§ **Goal of the exercise**
Copy out all the lines where "глаза" shows up.

[START OF Stored rows]

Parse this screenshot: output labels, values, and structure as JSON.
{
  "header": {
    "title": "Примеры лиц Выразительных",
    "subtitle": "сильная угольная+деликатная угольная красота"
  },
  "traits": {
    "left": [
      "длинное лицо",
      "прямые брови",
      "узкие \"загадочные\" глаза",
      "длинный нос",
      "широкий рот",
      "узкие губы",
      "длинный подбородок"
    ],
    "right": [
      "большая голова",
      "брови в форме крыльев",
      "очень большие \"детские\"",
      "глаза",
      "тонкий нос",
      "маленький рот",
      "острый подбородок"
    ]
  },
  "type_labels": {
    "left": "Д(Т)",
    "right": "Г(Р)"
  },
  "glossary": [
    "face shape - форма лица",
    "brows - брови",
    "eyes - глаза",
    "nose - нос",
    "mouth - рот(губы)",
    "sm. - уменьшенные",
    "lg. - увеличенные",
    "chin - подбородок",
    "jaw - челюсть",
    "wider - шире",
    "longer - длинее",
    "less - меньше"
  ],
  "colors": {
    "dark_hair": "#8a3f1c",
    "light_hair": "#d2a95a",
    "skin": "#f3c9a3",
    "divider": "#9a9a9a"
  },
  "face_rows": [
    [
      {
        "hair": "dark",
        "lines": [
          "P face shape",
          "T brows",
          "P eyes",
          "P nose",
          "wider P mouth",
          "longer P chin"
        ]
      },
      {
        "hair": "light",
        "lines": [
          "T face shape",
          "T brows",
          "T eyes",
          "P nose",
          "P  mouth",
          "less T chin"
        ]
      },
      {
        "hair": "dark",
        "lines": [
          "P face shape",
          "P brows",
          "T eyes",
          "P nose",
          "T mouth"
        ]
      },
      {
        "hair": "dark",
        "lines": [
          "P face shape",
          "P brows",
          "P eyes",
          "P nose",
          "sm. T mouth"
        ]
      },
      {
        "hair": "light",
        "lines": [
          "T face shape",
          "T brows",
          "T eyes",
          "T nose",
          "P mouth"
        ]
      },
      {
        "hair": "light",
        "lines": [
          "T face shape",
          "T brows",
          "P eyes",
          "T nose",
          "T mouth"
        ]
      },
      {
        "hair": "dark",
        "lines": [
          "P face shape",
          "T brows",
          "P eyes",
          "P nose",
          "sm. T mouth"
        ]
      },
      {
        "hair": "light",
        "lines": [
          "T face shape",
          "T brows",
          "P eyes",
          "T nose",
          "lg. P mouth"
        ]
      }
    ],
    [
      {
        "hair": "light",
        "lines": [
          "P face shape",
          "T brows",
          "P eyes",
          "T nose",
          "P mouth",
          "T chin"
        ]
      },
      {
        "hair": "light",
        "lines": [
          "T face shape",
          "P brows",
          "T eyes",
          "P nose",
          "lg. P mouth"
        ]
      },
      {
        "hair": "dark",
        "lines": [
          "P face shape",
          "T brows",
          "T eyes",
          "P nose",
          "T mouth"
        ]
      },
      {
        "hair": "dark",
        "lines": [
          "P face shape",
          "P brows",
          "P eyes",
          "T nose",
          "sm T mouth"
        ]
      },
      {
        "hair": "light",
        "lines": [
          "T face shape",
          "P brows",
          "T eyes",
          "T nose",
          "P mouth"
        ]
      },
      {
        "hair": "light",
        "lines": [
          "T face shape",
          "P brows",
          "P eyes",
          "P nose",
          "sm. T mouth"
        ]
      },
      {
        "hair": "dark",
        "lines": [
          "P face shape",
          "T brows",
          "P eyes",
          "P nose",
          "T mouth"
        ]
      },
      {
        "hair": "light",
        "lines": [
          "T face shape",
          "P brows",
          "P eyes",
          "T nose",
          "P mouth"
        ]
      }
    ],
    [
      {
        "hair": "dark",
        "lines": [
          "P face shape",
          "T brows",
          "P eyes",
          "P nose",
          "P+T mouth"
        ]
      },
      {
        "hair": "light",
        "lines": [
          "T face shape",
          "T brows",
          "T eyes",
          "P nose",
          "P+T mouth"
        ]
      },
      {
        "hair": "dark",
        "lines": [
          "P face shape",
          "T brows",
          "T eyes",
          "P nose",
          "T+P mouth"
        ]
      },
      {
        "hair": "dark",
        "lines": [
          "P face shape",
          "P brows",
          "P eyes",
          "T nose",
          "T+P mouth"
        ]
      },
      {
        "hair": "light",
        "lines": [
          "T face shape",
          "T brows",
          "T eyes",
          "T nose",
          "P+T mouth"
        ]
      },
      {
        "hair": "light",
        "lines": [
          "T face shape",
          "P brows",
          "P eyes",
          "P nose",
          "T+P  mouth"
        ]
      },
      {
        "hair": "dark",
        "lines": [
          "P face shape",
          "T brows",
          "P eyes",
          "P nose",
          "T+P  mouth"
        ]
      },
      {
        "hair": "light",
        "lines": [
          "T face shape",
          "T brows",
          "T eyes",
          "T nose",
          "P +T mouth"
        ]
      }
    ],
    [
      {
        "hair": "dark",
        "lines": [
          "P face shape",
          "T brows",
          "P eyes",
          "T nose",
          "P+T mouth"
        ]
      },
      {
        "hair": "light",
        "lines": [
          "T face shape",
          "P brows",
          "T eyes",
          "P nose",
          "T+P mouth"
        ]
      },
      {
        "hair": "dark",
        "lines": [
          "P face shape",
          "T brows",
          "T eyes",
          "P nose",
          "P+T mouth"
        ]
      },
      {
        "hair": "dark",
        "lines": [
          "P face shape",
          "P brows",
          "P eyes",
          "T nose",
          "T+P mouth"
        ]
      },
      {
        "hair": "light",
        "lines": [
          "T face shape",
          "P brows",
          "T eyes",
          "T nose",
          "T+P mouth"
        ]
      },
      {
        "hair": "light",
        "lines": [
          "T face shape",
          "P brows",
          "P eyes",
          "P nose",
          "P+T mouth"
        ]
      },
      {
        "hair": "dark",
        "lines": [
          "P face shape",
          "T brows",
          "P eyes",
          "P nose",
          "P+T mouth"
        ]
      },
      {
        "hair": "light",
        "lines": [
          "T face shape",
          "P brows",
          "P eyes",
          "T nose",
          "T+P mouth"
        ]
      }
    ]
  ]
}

[END OF Stored rows]

§ **Full output**
      "узкие \"загадочные\" глаза",
      "глаза",
    "eyes - глаза",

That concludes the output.